START SUPPLIED MATERIAL

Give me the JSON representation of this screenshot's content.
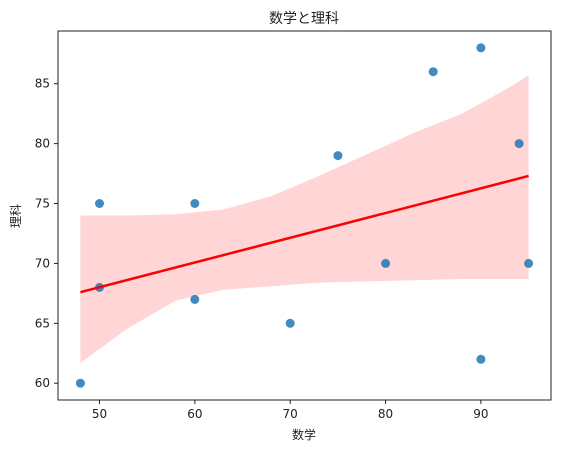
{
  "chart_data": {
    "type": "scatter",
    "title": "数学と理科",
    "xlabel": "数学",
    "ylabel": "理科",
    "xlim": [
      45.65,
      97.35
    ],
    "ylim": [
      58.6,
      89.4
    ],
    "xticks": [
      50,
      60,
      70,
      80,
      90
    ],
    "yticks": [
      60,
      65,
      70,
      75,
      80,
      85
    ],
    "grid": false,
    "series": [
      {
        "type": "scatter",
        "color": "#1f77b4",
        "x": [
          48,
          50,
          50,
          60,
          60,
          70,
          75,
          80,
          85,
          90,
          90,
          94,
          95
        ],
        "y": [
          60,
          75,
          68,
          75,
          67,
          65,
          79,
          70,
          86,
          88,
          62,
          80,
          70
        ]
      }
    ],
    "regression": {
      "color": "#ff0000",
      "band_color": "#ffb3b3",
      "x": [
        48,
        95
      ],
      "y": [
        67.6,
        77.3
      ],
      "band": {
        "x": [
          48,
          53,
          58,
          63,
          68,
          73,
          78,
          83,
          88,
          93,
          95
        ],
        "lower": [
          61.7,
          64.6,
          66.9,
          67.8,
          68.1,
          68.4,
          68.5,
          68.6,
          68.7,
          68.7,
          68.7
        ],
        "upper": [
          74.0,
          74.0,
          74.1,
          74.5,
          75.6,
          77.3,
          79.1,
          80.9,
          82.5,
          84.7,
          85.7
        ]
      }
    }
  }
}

END SUPPLIED MATERIAL

→ **WRITTEN PROBLEM**:
Leave out the pictures and copy every record above exactly.

→ **EXPECTED ANSWER**:
Give me the JSON representation of this screenshot's content.
{
  "chart_data": {
    "type": "scatter",
    "title": "数学と理科",
    "xlabel": "数学",
    "ylabel": "理科",
    "xlim": [
      45.65,
      97.35
    ],
    "ylim": [
      58.6,
      89.4
    ],
    "xticks": [
      50,
      60,
      70,
      80,
      90
    ],
    "yticks": [
      60,
      65,
      70,
      75,
      80,
      85
    ],
    "grid": false,
    "series": [
      {
        "type": "scatter",
        "color": "#1f77b4",
        "x": [
          48,
          50,
          50,
          60,
          60,
          70,
          75,
          80,
          85,
          90,
          90,
          94,
          95
        ],
        "y": [
          60,
          75,
          68,
          75,
          67,
          65,
          79,
          70,
          86,
          88,
          62,
          80,
          70
        ]
      }
    ],
    "regression": {
      "color": "#ff0000",
      "band_color": "#ffb3b3",
      "x": [
        48,
        95
      ],
      "y": [
        67.6,
        77.3
      ],
      "band": {
        "x": [
          48,
          53,
          58,
          63,
          68,
          73,
          78,
          83,
          88,
          93,
          95
        ],
        "lower": [
          61.7,
          64.6,
          66.9,
          67.8,
          68.1,
          68.4,
          68.5,
          68.6,
          68.7,
          68.7,
          68.7
        ],
        "upper": [
          74.0,
          74.0,
          74.1,
          74.5,
          75.6,
          77.3,
          79.1,
          80.9,
          82.5,
          84.7,
          85.7
        ]
      }
    }
  }
}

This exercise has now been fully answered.